Collect all lines below with the string "this".
::::::::
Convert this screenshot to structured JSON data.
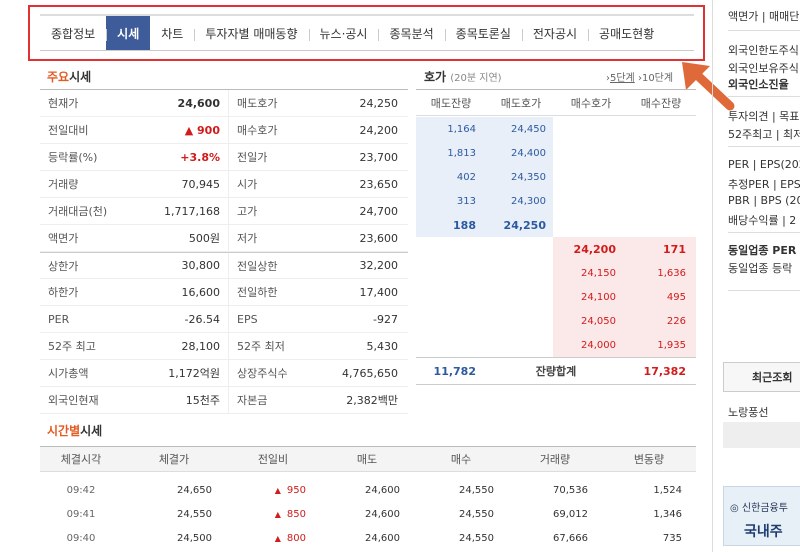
{
  "tabs": [
    {
      "label": "종합정보",
      "active": false
    },
    {
      "label": "시세",
      "active": true
    },
    {
      "label": "차트",
      "active": false
    },
    {
      "label": "투자자별 매매동향",
      "active": false
    },
    {
      "label": "뉴스·공시",
      "active": false
    },
    {
      "label": "종목분석",
      "active": false
    },
    {
      "label": "종목토론실",
      "active": false
    },
    {
      "label": "전자공시",
      "active": false
    },
    {
      "label": "공매도현황",
      "active": false
    }
  ],
  "main": {
    "title_accent": "주요",
    "title_rest": "시세",
    "rows": [
      [
        "현재가",
        "24,600",
        "매도호가",
        "24,250"
      ],
      [
        "전일대비",
        "▲ 900",
        "매수호가",
        "24,200"
      ],
      [
        "등락률(%)",
        "+3.8%",
        "전일가",
        "23,700"
      ],
      [
        "거래량",
        "70,945",
        "시가",
        "23,650"
      ],
      [
        "거래대금(천)",
        "1,717,168",
        "고가",
        "24,700"
      ],
      [
        "액면가",
        "500원",
        "저가",
        "23,600"
      ],
      [
        "상한가",
        "30,800",
        "전일상한",
        "32,200"
      ],
      [
        "하한가",
        "16,600",
        "전일하한",
        "17,400"
      ],
      [
        "PER",
        "-26.54",
        "EPS",
        "-927"
      ],
      [
        "52주 최고",
        "28,100",
        "52주 최저",
        "5,430"
      ],
      [
        "시가총액",
        "1,172억원",
        "상장주식수",
        "4,765,650"
      ],
      [
        "외국인현재",
        "15천주",
        "자본금",
        "2,382백만"
      ]
    ]
  },
  "orderbook": {
    "title": "호가",
    "delay": "(20분 지연)",
    "step5": "5단계",
    "step10": "10단계",
    "headers": [
      "매도잔량",
      "매도호가",
      "매수호가",
      "매수잔량"
    ],
    "asks": [
      [
        "1,164",
        "24,450"
      ],
      [
        "1,813",
        "24,400"
      ],
      [
        "402",
        "24,350"
      ],
      [
        "313",
        "24,300"
      ],
      [
        "188",
        "24,250"
      ]
    ],
    "bids": [
      [
        "24,200",
        "171"
      ],
      [
        "24,150",
        "1,636"
      ],
      [
        "24,100",
        "495"
      ],
      [
        "24,050",
        "226"
      ],
      [
        "24,000",
        "1,935"
      ]
    ],
    "total_ask": "11,782",
    "total_label": "잔량합계",
    "total_bid": "17,382"
  },
  "time": {
    "title_accent": "시간별",
    "title_rest": "시세",
    "headers": [
      "체결시각",
      "체결가",
      "전일비",
      "매도",
      "매수",
      "거래량",
      "변동량"
    ],
    "rows": [
      [
        "09:42",
        "24,650",
        "950",
        "24,600",
        "24,550",
        "70,536",
        "1,524"
      ],
      [
        "09:41",
        "24,550",
        "850",
        "24,600",
        "24,550",
        "69,012",
        "1,346"
      ],
      [
        "09:40",
        "24,500",
        "800",
        "24,600",
        "24,550",
        "67,666",
        "735"
      ]
    ]
  },
  "right_panel": {
    "lines": [
      "액면가 | 매매단",
      "외국인한도주식",
      "외국인보유주식",
      "외국인소진율",
      "투자의견 | 목표",
      "52주최고 | 최저",
      "PER | EPS(202",
      "추정PER | EPS",
      "PBR | BPS (20",
      "배당수익률 | 2",
      "동일업종 PER",
      "동일업종 등락"
    ],
    "recent_label": "최근조회",
    "recent_item": "노랑풍선",
    "ad_line1": "신한금융투",
    "ad_line2": "국내주"
  },
  "colors": {
    "tab_active": "#3e5c9a",
    "accent": "#e35b21",
    "up": "#d21b1b",
    "ask_blue": "#2c5aa0",
    "highlight": "#e03232"
  }
}
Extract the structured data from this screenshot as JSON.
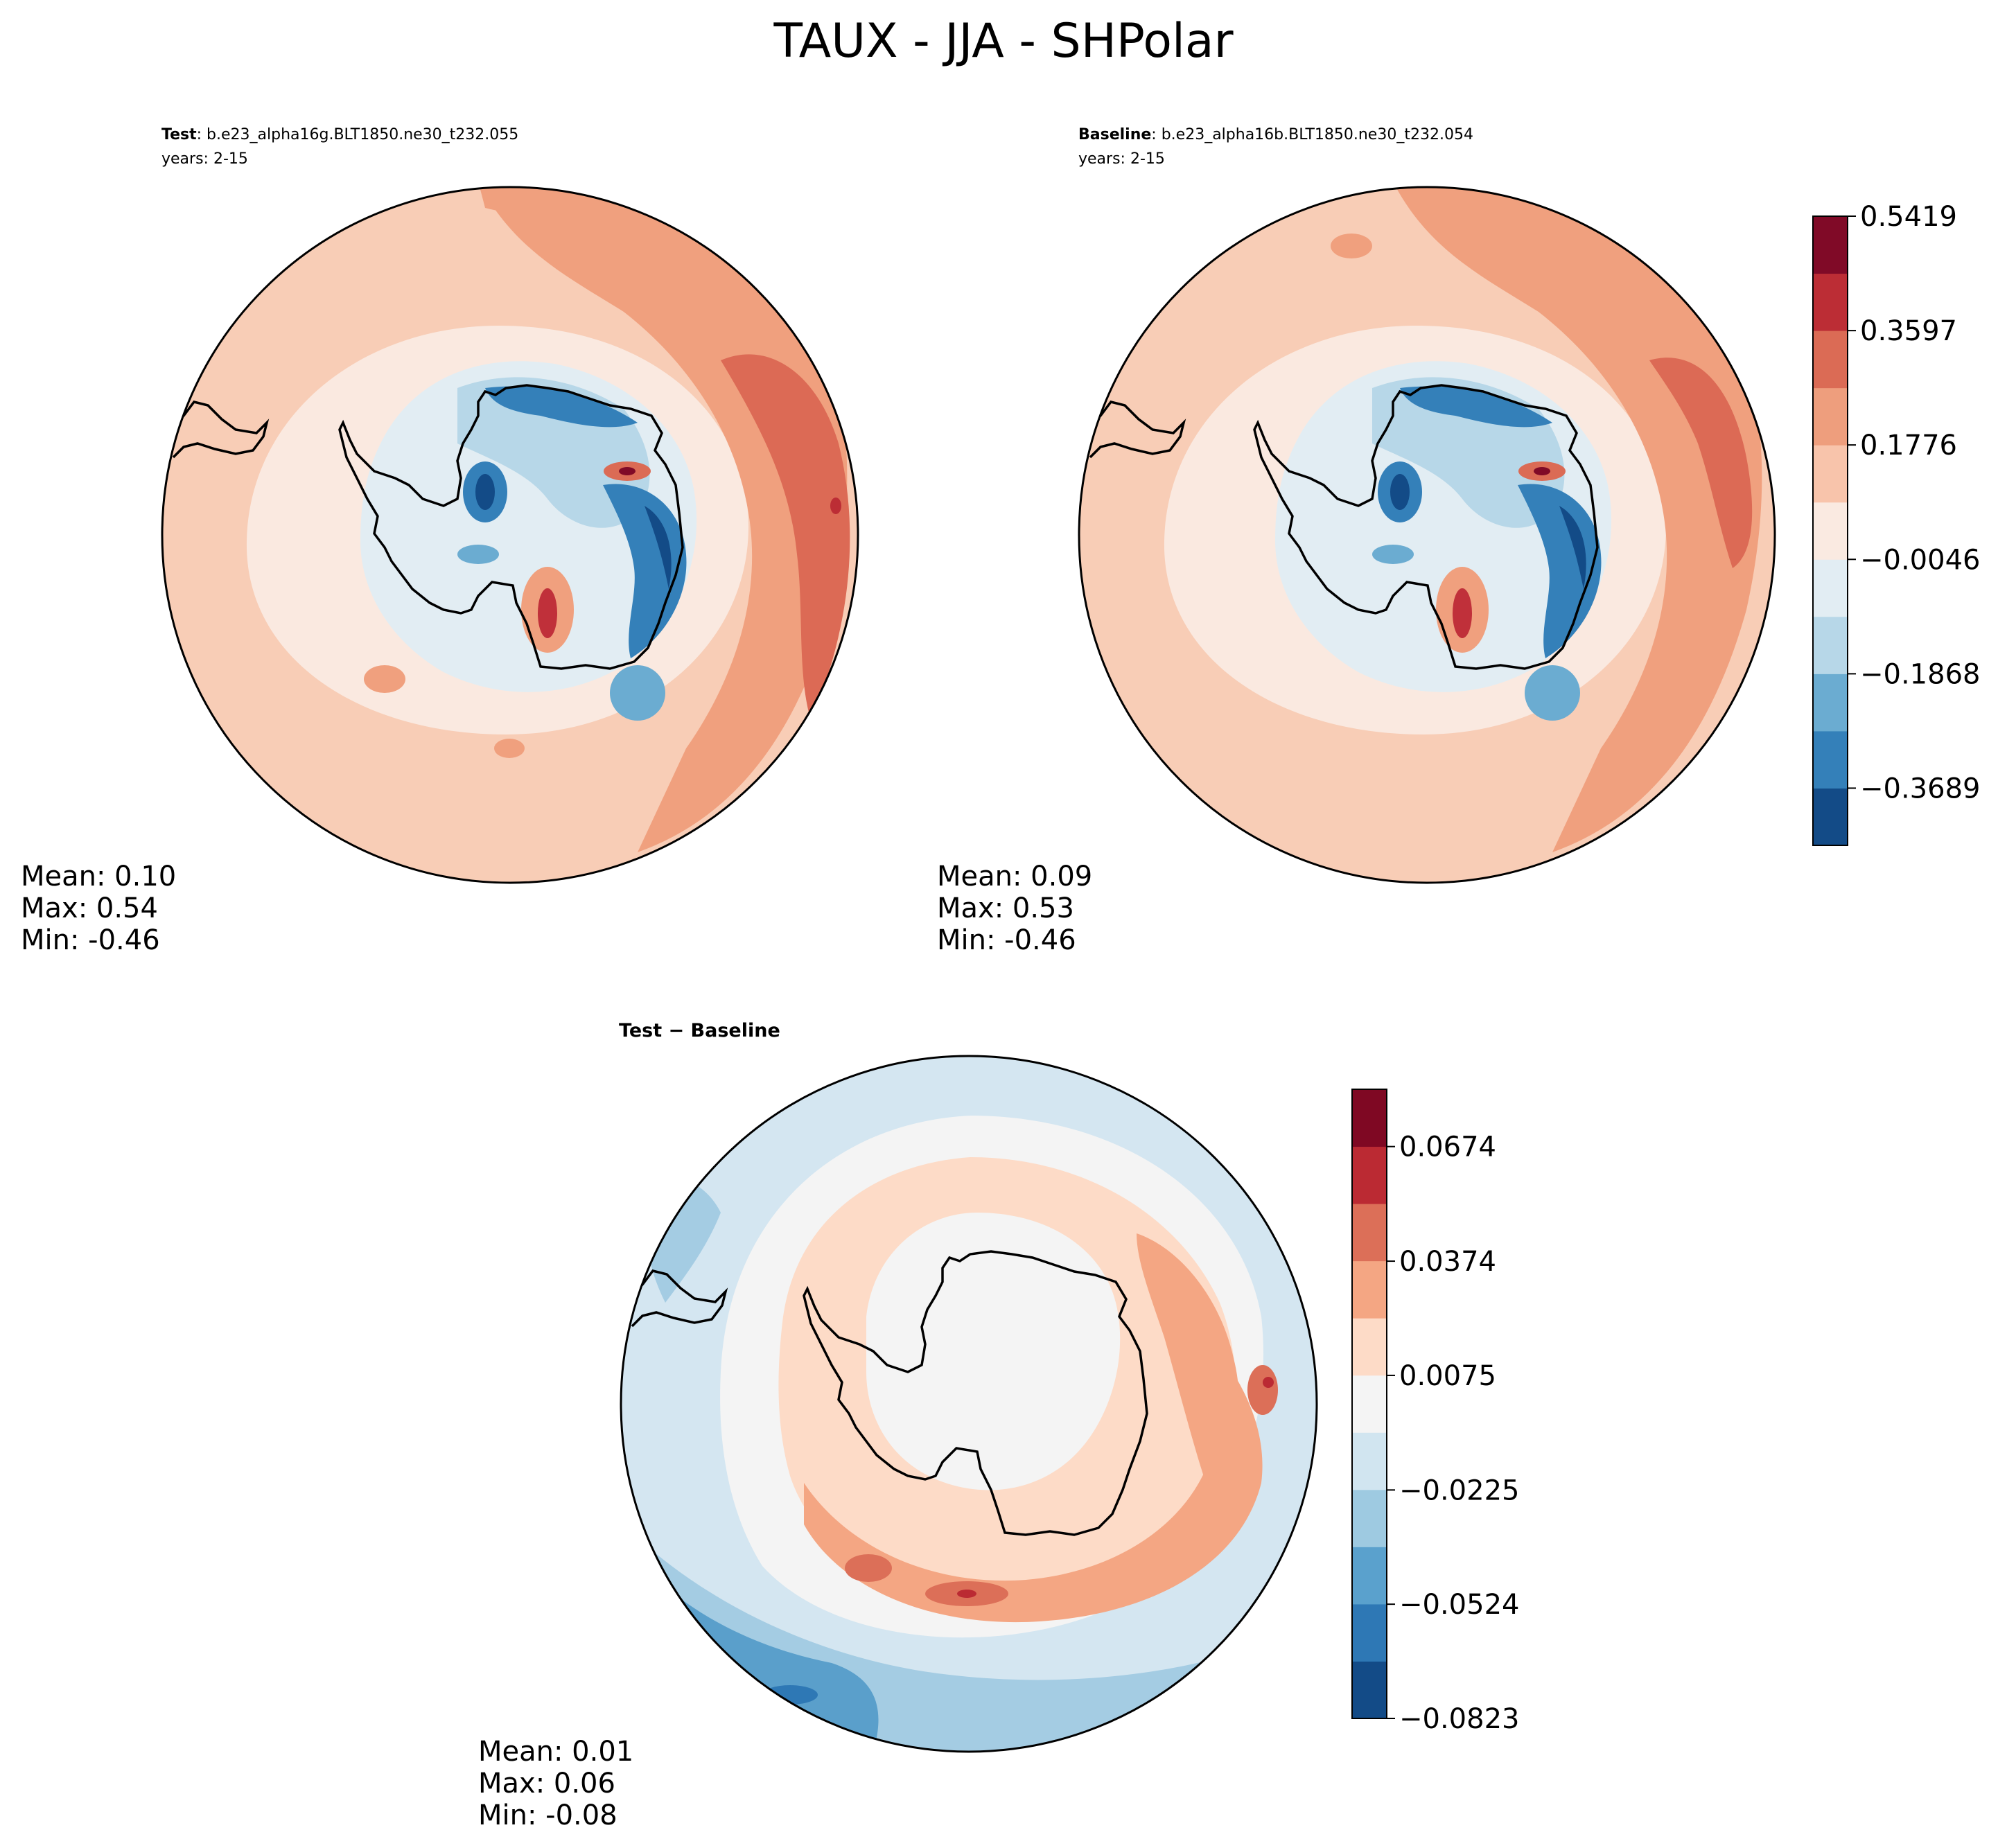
{
  "figure": {
    "title": "TAUX - JJA - SHPolar"
  },
  "chart_data": [
    {
      "type": "heatmap",
      "projection": "south-polar-stereographic",
      "panel": "test",
      "title_bold": "Test",
      "title_rest": ": b.e23_alpha16g.BLT1850.ne30_t232.055",
      "years": "years: 2-15",
      "stats": {
        "mean": "Mean:  0.10",
        "max": "Max:  0.54",
        "min": "Min: -0.46"
      },
      "color_levels": [
        -0.46,
        -0.3689,
        -0.2778,
        -0.1868,
        -0.0957,
        -0.0046,
        0.0865,
        0.1776,
        0.2686,
        0.3597,
        0.4508,
        0.5419
      ]
    },
    {
      "type": "heatmap",
      "projection": "south-polar-stereographic",
      "panel": "baseline",
      "title_bold": "Baseline",
      "title_rest": ": b.e23_alpha16b.BLT1850.ne30_t232.054",
      "years": "years: 2-15",
      "stats": {
        "mean": "Mean:  0.09",
        "max": "Max:  0.53",
        "min": "Min: -0.46"
      },
      "colorbar": {
        "ticks": [
          "0.5419",
          "0.3597",
          "0.1776",
          "−0.0046",
          "−0.1868",
          "−0.3689"
        ],
        "tick_values": [
          0.5419,
          0.3597,
          0.1776,
          -0.0046,
          -0.1868,
          -0.3689
        ],
        "range": [
          -0.46,
          0.5419
        ],
        "colors": [
          "#134b87",
          "#3480b9",
          "#6bacd1",
          "#b7d7e8",
          "#e2edf3",
          "#faeae1",
          "#f8c4ab",
          "#ee9e7d",
          "#db6b55",
          "#bc2d35",
          "#800a27"
        ]
      }
    },
    {
      "type": "heatmap",
      "projection": "south-polar-stereographic",
      "panel": "difference",
      "title": "Test − Baseline",
      "stats": {
        "mean": "Mean:  0.01",
        "max": "Max:  0.06",
        "min": "Min: -0.08"
      },
      "colorbar": {
        "ticks": [
          "0.0674",
          "0.0374",
          "0.0075",
          "−0.0225",
          "−0.0524",
          "−0.0823"
        ],
        "tick_values": [
          0.0674,
          0.0374,
          0.0075,
          -0.0225,
          -0.0524,
          -0.0823
        ],
        "range": [
          -0.0823,
          0.0824
        ],
        "colors": [
          "#134b87",
          "#2e78b5",
          "#5aa1cd",
          "#9ecae1",
          "#d1e5f0",
          "#f4f4f4",
          "#fddbc7",
          "#f4a683",
          "#dc6f58",
          "#bb2a33",
          "#7f0823"
        ]
      }
    }
  ],
  "palette": {
    "fill_light_pos": "#fae9e0",
    "fill_pos": "#f8cdb6",
    "fill_mid_pos": "#f0a07e",
    "fill_strong_pos": "#dc6a55",
    "fill_red": "#c0303a",
    "fill_light_neg": "#deebf3",
    "fill_neg": "#b6d5e8",
    "fill_mid_neg": "#6aaad0",
    "fill_strong_neg": "#3379b6",
    "fill_dark_neg": "#15508c",
    "diff_neutral": "#f4f4f4",
    "diff_light_pos": "#fce0d2",
    "diff_light_neg": "#d4e6f1",
    "diff_mid_neg": "#a4cce3",
    "diff_strong_neg": "#5a9fcb"
  }
}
::::::::
# IN RESPONSE:
Convert this screenshot to structured JSON data.
Extract the structured data from this screenshot as JSON.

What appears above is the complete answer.